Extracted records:
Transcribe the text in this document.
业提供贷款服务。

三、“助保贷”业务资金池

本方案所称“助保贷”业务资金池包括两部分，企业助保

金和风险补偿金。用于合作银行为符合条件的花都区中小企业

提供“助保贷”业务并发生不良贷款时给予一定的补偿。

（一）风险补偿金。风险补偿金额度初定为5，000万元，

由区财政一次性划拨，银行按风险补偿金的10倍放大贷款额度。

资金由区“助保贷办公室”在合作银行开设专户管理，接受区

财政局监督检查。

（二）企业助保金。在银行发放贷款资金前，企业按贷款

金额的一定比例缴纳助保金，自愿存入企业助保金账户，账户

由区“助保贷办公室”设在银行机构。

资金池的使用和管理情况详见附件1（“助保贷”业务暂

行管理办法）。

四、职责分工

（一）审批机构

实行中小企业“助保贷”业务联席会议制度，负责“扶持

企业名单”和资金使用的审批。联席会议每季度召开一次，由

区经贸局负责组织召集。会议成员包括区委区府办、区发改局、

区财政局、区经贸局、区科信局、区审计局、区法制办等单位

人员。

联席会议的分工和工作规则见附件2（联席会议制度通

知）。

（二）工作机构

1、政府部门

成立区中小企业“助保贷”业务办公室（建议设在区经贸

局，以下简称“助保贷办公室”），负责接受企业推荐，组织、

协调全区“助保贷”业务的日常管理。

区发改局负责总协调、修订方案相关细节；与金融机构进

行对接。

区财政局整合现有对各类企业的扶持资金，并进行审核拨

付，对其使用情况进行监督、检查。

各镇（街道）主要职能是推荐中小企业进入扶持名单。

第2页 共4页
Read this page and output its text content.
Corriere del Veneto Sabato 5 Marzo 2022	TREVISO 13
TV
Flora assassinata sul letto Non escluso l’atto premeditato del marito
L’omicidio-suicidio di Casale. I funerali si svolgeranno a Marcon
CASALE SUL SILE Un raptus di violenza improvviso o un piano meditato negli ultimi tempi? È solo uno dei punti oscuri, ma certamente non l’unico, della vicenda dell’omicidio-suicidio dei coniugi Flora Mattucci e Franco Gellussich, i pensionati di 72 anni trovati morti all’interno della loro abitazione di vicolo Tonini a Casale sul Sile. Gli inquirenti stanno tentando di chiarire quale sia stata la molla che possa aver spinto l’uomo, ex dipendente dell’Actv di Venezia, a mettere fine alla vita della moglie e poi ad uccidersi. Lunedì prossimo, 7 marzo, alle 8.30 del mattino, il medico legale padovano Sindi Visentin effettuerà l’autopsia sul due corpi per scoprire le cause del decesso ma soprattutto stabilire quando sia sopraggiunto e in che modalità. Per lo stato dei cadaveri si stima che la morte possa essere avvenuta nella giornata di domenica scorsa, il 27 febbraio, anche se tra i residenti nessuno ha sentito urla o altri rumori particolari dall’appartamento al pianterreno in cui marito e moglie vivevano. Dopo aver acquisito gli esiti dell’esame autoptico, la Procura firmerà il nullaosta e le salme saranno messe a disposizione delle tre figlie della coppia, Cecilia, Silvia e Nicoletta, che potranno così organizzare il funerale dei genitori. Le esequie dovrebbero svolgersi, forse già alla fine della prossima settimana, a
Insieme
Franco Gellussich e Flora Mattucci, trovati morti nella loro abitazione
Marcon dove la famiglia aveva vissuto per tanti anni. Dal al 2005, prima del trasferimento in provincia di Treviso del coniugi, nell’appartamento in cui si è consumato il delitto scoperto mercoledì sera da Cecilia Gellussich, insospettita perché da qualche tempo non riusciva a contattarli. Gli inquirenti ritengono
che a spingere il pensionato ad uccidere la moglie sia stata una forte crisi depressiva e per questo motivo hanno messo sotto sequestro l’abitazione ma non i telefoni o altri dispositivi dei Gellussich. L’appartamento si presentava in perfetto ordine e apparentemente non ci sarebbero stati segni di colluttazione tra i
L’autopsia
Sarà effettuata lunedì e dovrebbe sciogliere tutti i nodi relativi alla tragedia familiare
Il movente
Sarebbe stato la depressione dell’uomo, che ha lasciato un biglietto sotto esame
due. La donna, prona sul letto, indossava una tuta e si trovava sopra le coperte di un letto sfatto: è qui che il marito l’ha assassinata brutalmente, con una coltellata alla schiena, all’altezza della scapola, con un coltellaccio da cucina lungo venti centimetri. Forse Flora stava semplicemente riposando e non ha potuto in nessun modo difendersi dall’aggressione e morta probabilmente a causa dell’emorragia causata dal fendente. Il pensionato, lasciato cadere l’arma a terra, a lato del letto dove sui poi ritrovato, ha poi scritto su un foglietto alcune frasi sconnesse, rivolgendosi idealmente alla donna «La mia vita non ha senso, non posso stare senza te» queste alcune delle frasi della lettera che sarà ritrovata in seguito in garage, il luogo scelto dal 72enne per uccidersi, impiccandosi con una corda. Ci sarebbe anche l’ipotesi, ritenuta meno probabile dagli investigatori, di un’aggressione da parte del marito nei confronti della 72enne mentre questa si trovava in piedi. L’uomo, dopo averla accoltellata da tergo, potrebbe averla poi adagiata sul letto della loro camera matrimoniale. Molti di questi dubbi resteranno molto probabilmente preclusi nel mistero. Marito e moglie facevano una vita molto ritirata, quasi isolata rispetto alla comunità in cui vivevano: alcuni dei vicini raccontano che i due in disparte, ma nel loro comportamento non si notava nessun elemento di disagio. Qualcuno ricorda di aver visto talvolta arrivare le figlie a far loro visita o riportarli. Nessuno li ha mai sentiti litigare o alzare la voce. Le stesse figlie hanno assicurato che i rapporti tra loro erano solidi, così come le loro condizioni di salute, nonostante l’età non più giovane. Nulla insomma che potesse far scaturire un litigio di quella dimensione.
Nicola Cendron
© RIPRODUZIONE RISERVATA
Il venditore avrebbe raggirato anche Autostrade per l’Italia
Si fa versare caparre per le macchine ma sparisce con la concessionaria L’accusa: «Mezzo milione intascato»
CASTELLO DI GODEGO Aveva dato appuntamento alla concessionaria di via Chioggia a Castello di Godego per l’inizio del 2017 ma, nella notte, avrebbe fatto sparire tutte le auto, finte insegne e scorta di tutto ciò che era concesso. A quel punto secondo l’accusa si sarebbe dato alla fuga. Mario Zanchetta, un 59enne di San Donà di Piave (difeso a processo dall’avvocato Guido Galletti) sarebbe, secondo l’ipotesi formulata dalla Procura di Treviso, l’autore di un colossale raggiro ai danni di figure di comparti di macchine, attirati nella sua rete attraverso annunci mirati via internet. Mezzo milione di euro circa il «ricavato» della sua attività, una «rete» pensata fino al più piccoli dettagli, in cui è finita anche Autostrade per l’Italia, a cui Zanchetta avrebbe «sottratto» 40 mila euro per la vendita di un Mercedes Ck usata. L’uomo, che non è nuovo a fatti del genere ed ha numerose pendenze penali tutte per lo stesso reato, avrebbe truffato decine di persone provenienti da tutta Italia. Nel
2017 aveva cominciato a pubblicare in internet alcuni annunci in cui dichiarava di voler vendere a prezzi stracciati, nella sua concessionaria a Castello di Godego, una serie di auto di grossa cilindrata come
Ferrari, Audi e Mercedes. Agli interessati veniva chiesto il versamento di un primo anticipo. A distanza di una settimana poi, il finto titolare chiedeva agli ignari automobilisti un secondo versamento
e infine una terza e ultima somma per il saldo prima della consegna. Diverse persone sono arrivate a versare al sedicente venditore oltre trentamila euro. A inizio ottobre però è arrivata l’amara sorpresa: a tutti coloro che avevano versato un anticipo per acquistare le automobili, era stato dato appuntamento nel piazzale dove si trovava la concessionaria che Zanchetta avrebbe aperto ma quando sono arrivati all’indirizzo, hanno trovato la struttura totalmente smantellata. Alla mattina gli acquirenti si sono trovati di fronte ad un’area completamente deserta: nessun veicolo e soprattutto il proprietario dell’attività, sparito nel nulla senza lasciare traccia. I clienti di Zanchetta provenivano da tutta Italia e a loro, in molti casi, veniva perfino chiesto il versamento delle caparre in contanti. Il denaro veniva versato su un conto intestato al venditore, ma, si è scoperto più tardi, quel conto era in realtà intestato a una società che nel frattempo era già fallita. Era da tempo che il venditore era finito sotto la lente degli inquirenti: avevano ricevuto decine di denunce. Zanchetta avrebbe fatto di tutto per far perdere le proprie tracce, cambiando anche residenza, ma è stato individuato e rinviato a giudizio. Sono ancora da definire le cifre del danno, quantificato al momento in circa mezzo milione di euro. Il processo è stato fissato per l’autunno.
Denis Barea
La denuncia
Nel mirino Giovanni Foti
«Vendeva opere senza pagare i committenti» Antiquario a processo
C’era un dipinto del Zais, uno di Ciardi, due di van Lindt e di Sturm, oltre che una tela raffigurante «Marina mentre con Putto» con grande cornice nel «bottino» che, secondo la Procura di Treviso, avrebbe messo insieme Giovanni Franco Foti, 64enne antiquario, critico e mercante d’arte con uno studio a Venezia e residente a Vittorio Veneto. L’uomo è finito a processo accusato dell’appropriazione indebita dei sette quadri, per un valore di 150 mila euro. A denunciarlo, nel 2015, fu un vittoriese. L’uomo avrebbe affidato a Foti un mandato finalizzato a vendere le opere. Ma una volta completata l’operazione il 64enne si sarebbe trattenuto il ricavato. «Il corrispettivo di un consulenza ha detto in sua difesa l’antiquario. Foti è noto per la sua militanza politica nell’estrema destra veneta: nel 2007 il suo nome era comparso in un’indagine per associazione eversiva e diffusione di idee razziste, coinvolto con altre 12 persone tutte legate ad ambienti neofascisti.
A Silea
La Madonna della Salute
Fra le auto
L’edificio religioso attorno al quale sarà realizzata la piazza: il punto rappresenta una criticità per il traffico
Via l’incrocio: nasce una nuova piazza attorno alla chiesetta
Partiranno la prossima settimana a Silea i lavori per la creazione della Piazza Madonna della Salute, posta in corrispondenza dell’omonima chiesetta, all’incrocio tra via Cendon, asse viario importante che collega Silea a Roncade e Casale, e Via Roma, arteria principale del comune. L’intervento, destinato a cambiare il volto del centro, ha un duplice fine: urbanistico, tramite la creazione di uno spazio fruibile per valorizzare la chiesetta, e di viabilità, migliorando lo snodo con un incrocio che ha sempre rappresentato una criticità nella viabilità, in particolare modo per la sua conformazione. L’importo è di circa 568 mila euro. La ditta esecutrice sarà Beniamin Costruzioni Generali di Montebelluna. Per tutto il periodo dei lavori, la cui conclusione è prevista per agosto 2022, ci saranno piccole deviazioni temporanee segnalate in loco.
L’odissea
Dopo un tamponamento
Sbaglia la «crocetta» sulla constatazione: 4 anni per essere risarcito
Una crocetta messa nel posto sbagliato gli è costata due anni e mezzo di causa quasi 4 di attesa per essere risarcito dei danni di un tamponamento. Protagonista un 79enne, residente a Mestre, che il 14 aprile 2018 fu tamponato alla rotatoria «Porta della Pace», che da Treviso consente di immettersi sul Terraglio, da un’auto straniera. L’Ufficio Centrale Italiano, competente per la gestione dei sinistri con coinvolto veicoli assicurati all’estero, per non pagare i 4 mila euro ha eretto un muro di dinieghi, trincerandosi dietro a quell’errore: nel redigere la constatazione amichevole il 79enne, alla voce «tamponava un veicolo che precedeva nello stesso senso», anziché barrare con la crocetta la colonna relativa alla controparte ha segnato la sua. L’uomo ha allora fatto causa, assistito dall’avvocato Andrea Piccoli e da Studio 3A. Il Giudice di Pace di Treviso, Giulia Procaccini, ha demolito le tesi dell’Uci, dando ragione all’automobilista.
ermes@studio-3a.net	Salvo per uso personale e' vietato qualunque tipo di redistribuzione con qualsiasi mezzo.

--- Exercise ---
From the data above, work out how many lines contain the string "this" and reply with only the number.

--- Expected output ---
2